• Extract to read
================

Forward-looking statements are not guarantees of performance. You should not put undue reliance on these statements which speak only as of this date hereof. You should understand that the following important factors, in addition to those discussed in “Risk Factors” in Amendment No. 1 on Form 10K/A to the Company’s annual report on Form 10-K for the year ended December 31, 2014 (the “10-K”), and other reports filed with the Securities Exchange Commission (“SEC”), as such factors may be updated from time to time in our periodic filings with the SEC, which are available on the SEC’s website at www.sec.gov, could affect our future results and could cause those results or other outcomes to differ materially from those expressed or implied in our forward-looking statements:
- risks of the security and home automation industry, including risks of and publicity surrounding the sales, subscriber origination and retention process;
- the highly competitive nature of the security and home automation industry and product introductions and promotional activity by our competitors;
- litigation, complaints or adverse publicity;
- the impact of changes in consumer spending patterns, consumer preferences, local, regional, and national economic conditions, crime, weather, demographic trends and employee availability;
- adverse publicity and product liability claims;
- increases and/or decreases in utility and other energy costs, increased costs related to utility or governmental requirements; and
- cost increases or shortages in security and home automation technology products or components.
In addition, the origination and retention of new subscribers will depend on various factors, including, but not limited to, market availability, subscriber interest, the availability of suitable components, the negotiation of acceptable contract terms with subscribers, local permitting, licensing and regulatory compliance, and our ability to manage anticipated expansion and to hire, train and retain personnel, the financial viability of subscribers and general economic conditions.
These and other factors that could cause actual results to differ from those implied by the forward-looking statements in this press release are more fully described in the “Risk Factors” section of our annual report on Form 10-K for the year ended December 31, 2014 and other reports as such factors may be updated from time to time in our periodic filings with the SEC. These risk factors should not be construed as exhaustive. We disclaim any obligations to and do not intend to update the above list or to announce publicly the results of any revisions to any of the forward-looking statements to reflect future events or developments. All forward-looking statements attributable to us or persons acting on our behalf are expressly qualified in their entirety by the foregoing cautionary statements. We undertake no obligations to update or revise publicly any forward-looking statements, whether a result of new information, future events, or otherwise.
Certain Definitions
The following definitions are used in this press release for purposes of describing the results in our home security and automation business and except where noted, exclude our wireless internet business.

================

• Source excerpt
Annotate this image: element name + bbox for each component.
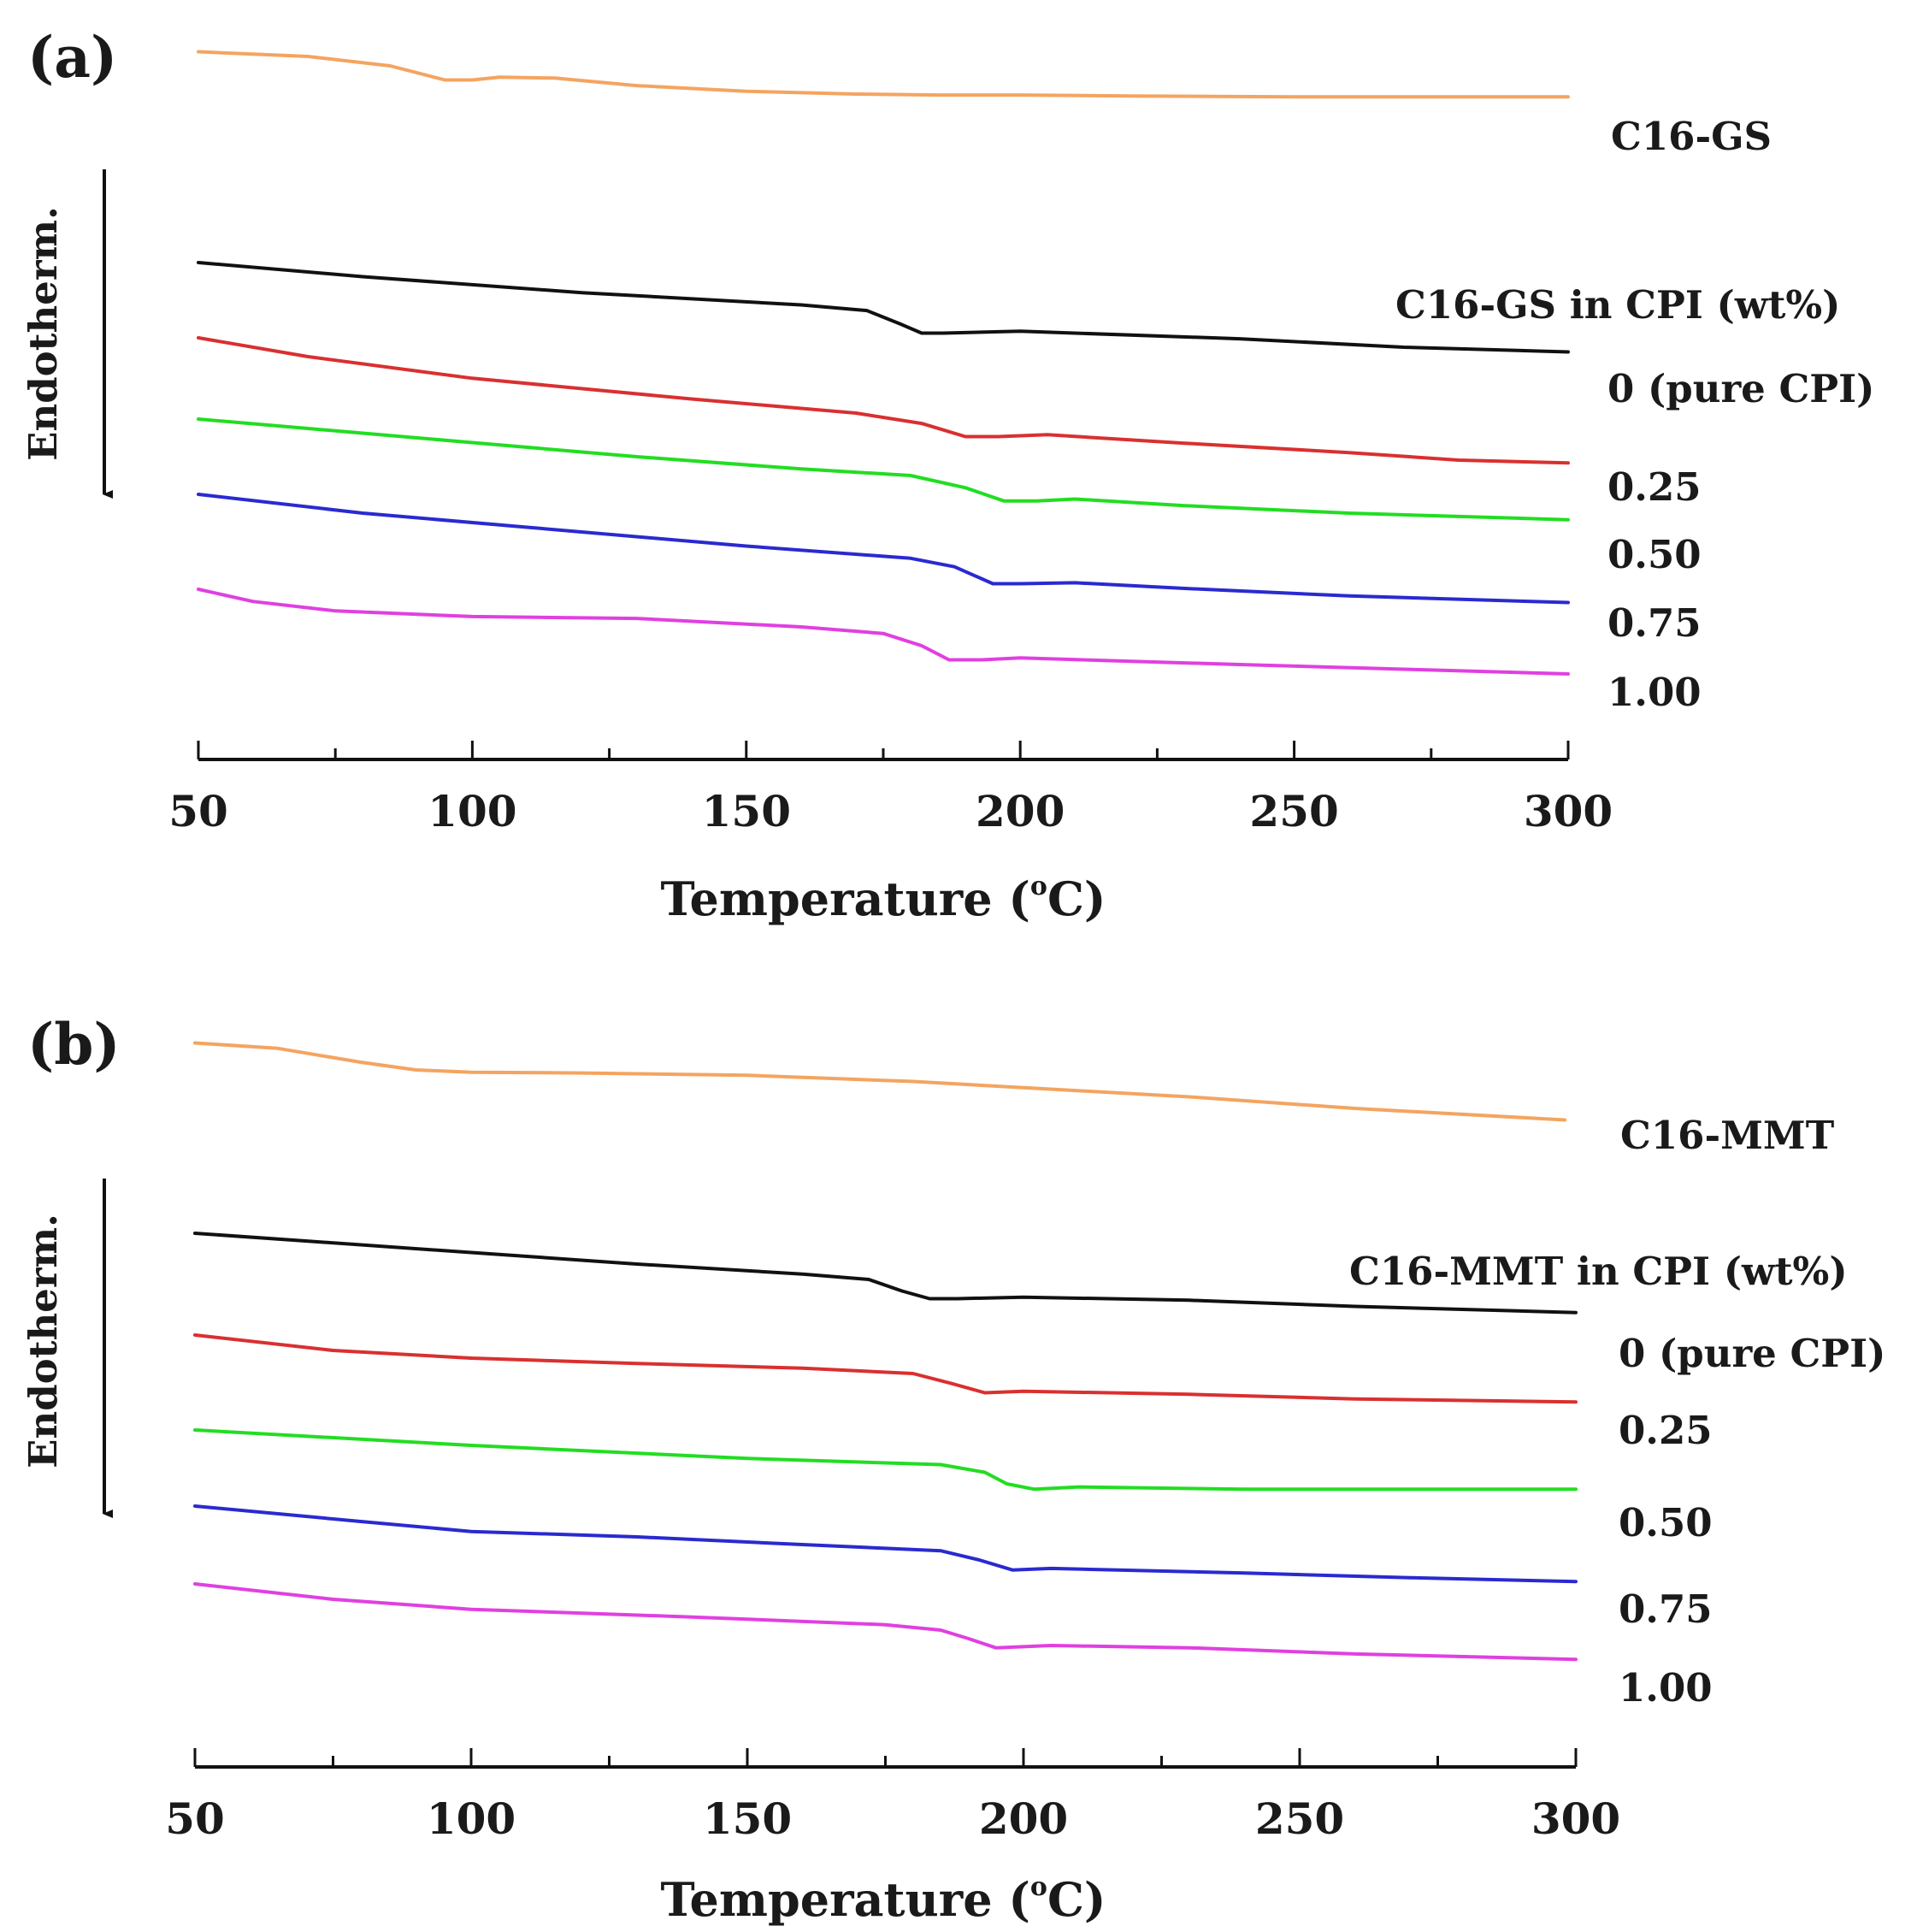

================

• Requirement A
Answer these questions from the passage on forward-looking statements, one line per answer, marked (i), (ii), and (iii) to match.
(i) For what year end is the annual report on Form 10-K cited?
(ii) At what website are the SEC filings available?
(iii) Which business do the definitions exclude except where noted?
• Requirement B
Reproduce the passage on forward-looking statements word for word, everything from "Certain Definitions" down to "wireless internet business.".
• Requirement C
Write the next part of the press release passage on forward-looking statements, starting after its last sentence.

• Output A
(i) December 31, 2014
(ii) www.sec.gov
(iii) The wireless internet business

• Output B
Certain Definitions
The following definitions are used in this press release for purposes of describing the results in our home security and automation business and except where noted, exclude our wireless internet business.

• Output C
“Total Subscribers” means the aggregate number of active security and home automation subscribers at the end of a given period.
“RMR” means the recurring monthly revenue billed to a security and home automations subscriber.
“Total RMR” means the aggregate RMR billed to all security and home automation subscribers.
“Average RMR per Subscriber” means the Total RMR divided by Total Subscribers. This is also commonly referred to as Average Revenue per User, or “ARPU.”
“Average RMR per New Subscriber” means the aggregate RMR for new subscribers originated during a period divided by the number of new subscribers originated during such period.
“Attrition" means the aggregate number of canceled security and home automation subscribers during a period divided by the monthly weighted average number of total security and home automation subscribers for such period. Subscribers are considered canceled when they terminate in accordance with the terms of their contract, are terminated by the Company, or if payment from such subscribers is deemed uncollectible (120 days past due). Sales of contracts to third parties and certain moves are excluded from the attrition calculation.
“Net Subscriber Acquisition Costs” means direct and indirect costs to create a new security and home automation subscriber. These include commissions, equipment, installation, marketing and other allocations (G&A and overhead), less activation fees and up sell revenue. These costs also exclude residuals and long-term equity expenses associated with the direct-to-home sales channel.
“Net Creation Cost Multiple” means total Net Subscriber Acquisition Costs, divided by the number of new subscribers originated, and then divided by the Average RMR per New Subscriber.
“Net Service Cost per Subscriber” means total service costs, including monitoring, customer service, field service and other allocations (G&A and overhead) costs, less total service revenue divided by total service subscribers.
“Net Service Margin” means Average RMR per Subscriber less Net Service Costs divided by Average RMR per Subscriber.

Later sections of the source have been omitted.